The problem ::
Look through the lines of the material and count those containing "sections". Give that count alone.

** BEGIN Material provided **

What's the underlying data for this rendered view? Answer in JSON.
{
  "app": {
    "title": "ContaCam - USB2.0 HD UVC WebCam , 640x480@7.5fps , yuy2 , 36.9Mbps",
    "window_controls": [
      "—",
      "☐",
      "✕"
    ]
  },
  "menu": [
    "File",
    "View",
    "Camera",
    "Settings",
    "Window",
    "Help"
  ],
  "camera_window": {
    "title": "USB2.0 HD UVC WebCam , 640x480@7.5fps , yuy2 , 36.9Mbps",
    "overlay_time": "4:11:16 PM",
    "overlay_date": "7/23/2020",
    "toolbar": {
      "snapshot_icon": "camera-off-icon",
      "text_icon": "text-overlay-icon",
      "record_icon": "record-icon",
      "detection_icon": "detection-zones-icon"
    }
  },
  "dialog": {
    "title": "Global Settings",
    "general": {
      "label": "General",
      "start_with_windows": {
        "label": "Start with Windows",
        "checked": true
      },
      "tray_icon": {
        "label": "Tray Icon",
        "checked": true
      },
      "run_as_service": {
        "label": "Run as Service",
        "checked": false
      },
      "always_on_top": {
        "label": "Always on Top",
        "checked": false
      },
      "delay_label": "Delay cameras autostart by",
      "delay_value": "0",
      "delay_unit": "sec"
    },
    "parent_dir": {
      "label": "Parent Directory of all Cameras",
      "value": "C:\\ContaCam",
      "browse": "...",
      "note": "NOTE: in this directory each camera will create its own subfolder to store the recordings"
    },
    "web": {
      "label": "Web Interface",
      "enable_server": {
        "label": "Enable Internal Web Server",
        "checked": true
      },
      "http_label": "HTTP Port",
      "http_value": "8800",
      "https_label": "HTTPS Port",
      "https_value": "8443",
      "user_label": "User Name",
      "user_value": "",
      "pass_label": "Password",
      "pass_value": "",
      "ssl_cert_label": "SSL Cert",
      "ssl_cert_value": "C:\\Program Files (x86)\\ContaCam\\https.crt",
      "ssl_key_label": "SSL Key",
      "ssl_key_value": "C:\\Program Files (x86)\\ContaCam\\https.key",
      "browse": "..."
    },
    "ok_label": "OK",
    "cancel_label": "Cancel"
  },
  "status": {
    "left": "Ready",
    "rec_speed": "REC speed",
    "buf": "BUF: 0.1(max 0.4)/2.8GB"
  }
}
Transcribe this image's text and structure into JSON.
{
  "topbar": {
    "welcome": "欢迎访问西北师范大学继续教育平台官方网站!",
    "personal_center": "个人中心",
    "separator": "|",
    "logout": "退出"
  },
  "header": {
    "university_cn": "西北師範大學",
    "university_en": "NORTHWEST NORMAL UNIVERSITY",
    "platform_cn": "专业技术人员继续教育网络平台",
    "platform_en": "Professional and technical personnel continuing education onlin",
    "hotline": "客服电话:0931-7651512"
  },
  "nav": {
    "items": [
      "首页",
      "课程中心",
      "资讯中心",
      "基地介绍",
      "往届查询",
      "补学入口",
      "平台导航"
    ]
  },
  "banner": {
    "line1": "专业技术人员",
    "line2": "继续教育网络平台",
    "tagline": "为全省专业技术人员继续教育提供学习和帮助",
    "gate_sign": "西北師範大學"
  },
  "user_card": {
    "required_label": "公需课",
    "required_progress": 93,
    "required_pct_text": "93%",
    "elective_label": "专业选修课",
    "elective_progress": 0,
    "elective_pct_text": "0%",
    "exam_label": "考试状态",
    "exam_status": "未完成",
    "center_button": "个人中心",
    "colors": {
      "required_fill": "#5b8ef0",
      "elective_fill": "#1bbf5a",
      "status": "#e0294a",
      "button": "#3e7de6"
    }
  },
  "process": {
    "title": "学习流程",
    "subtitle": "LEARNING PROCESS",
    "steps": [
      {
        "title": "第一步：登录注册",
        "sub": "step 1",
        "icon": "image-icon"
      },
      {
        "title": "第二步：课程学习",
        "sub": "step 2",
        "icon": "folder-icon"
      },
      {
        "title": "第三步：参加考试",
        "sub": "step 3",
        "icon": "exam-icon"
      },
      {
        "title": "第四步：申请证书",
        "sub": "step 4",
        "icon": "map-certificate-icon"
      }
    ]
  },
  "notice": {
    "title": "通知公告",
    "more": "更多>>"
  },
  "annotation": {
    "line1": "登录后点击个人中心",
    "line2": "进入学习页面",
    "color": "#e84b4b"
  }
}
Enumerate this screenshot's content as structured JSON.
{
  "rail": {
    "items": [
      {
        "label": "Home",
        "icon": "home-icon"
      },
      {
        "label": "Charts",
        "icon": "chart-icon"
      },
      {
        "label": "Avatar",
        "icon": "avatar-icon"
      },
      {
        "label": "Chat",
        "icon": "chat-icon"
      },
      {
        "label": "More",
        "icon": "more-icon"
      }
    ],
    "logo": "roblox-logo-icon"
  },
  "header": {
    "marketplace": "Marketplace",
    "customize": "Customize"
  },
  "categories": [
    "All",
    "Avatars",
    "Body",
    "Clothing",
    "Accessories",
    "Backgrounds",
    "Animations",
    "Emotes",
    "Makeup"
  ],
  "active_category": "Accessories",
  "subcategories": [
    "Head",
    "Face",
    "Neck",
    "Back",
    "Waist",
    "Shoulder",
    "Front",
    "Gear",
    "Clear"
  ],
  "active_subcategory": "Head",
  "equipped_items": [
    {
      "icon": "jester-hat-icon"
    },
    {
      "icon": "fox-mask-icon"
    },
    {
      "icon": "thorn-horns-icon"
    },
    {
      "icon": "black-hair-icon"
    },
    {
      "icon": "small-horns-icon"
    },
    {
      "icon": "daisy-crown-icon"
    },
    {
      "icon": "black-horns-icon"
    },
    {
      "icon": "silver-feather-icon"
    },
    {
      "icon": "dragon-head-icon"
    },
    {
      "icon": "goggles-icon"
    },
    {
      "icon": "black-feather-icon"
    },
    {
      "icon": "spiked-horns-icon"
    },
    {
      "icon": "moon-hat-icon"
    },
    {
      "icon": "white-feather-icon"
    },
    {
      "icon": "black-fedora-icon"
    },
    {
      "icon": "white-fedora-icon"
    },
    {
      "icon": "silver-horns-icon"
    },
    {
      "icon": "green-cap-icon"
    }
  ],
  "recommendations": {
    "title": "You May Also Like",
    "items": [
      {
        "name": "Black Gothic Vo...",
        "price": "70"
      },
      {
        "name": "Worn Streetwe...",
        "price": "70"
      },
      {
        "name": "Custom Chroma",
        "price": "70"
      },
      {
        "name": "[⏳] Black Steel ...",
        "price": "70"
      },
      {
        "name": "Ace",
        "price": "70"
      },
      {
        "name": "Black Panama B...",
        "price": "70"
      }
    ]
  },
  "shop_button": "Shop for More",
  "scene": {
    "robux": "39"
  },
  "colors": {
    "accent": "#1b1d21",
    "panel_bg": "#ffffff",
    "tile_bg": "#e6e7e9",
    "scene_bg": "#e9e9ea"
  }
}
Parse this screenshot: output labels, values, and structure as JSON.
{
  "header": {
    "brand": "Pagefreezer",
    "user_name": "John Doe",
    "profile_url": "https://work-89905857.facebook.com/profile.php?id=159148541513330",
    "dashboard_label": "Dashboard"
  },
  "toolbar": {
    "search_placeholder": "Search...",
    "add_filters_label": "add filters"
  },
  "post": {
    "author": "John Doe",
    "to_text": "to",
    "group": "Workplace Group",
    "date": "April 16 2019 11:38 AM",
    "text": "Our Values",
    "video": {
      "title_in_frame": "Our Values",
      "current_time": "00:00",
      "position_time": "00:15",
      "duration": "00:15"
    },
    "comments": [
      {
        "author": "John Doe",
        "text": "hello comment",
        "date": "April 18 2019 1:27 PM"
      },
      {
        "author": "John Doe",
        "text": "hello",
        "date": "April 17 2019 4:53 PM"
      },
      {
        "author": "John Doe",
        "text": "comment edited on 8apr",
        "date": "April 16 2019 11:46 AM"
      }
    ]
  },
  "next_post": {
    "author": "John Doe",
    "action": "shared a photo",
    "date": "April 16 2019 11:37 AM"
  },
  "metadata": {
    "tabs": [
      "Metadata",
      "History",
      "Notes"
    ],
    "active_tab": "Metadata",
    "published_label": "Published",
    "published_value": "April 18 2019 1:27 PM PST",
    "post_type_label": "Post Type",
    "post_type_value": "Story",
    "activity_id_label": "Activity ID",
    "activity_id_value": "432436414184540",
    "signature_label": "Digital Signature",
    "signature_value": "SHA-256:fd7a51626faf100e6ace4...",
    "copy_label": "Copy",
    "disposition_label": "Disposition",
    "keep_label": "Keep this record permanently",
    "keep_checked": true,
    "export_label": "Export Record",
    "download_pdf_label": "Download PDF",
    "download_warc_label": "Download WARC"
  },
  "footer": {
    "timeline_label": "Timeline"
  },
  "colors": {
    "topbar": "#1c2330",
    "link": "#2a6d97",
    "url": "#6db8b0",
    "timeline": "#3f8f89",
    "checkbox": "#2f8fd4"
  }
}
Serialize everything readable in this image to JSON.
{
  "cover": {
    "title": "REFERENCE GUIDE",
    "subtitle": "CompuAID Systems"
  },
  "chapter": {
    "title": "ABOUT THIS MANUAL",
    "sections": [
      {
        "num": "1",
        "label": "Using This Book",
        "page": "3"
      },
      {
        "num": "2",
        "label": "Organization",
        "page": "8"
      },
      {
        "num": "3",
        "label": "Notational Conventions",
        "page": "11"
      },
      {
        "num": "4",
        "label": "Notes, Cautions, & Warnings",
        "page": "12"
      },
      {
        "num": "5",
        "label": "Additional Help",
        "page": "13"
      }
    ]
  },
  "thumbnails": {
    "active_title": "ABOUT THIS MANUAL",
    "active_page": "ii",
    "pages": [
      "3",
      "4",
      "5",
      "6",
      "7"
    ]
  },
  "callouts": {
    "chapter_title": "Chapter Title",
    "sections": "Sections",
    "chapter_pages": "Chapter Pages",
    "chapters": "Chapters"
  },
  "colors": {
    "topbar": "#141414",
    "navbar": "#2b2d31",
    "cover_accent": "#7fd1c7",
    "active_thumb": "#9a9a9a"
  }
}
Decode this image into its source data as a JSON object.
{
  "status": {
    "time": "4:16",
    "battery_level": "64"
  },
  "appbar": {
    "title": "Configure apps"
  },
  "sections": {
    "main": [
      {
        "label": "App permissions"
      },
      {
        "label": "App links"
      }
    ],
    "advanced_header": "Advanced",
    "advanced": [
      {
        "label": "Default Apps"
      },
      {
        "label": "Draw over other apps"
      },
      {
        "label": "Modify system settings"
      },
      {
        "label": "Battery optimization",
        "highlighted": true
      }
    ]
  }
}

** END Material provided **

Response to the task ::
3